Records that describe figures:

::::::::

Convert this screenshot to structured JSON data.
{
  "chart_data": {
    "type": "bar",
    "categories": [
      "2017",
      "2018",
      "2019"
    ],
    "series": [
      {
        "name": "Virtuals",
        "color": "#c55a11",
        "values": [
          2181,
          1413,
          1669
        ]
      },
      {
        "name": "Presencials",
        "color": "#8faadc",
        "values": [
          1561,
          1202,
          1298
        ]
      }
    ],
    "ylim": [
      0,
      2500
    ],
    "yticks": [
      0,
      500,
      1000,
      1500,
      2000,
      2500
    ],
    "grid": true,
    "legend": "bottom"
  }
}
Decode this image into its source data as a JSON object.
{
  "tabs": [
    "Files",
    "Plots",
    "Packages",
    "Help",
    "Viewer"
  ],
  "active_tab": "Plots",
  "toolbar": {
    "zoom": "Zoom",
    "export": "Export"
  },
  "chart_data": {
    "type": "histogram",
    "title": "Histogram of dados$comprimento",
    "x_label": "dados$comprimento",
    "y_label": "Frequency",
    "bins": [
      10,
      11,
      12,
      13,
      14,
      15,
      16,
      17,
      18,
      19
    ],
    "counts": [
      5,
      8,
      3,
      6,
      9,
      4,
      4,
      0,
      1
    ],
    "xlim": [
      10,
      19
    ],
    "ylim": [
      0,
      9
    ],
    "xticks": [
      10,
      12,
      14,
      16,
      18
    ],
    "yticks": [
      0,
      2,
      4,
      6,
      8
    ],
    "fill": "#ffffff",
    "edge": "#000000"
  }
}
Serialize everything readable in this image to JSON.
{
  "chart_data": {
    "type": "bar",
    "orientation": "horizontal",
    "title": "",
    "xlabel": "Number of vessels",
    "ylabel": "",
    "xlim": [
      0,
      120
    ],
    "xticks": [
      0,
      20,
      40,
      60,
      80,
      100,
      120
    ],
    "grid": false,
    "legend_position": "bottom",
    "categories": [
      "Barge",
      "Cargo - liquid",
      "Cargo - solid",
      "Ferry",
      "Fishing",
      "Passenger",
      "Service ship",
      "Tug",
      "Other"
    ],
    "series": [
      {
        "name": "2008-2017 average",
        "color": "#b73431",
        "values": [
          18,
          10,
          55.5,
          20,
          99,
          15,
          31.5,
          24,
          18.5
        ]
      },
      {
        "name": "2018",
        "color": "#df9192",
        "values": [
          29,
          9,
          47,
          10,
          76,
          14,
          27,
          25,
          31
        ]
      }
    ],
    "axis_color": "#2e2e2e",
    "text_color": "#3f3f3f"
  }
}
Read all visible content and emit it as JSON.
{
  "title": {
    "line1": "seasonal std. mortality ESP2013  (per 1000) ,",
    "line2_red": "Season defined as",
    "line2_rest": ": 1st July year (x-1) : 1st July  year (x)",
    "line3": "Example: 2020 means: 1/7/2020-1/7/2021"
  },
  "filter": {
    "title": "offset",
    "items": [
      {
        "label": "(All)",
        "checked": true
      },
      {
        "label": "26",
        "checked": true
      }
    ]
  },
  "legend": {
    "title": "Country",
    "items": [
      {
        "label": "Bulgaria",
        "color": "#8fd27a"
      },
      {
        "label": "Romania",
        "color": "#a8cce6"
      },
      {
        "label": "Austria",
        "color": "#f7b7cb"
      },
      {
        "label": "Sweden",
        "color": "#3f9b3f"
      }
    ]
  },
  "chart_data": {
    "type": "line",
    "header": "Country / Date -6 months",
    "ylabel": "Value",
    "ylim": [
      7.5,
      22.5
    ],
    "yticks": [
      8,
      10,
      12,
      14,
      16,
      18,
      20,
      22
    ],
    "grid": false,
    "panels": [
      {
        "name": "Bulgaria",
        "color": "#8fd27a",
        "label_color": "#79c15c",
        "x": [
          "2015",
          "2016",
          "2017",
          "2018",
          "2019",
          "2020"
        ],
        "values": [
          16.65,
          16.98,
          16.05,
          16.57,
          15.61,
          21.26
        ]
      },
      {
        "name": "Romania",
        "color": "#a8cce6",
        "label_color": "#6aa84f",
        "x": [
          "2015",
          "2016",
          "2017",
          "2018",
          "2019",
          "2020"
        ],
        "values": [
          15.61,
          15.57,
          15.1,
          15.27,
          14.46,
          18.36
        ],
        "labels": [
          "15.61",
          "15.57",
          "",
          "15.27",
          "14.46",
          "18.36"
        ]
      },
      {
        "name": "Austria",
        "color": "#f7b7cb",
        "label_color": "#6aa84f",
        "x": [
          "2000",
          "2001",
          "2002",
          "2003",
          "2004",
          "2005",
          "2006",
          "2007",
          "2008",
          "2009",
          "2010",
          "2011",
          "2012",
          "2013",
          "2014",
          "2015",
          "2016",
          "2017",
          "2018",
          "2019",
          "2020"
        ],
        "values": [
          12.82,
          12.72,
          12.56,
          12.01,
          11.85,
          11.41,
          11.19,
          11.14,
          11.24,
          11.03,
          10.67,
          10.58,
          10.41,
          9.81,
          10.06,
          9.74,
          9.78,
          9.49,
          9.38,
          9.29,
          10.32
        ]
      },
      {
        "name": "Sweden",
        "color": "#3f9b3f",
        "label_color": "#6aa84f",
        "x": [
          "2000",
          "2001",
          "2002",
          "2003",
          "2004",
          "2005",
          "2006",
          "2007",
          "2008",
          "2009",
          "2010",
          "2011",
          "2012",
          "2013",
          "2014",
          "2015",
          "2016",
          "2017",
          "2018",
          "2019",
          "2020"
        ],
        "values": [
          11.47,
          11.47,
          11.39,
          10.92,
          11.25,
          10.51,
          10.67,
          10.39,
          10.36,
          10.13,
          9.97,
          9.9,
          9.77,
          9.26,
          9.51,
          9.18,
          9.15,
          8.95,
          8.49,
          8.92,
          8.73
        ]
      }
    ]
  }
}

::::::::

To be done: Only a number is wanted: how many lines of the material include the word "comprimento".

Finished answer: 2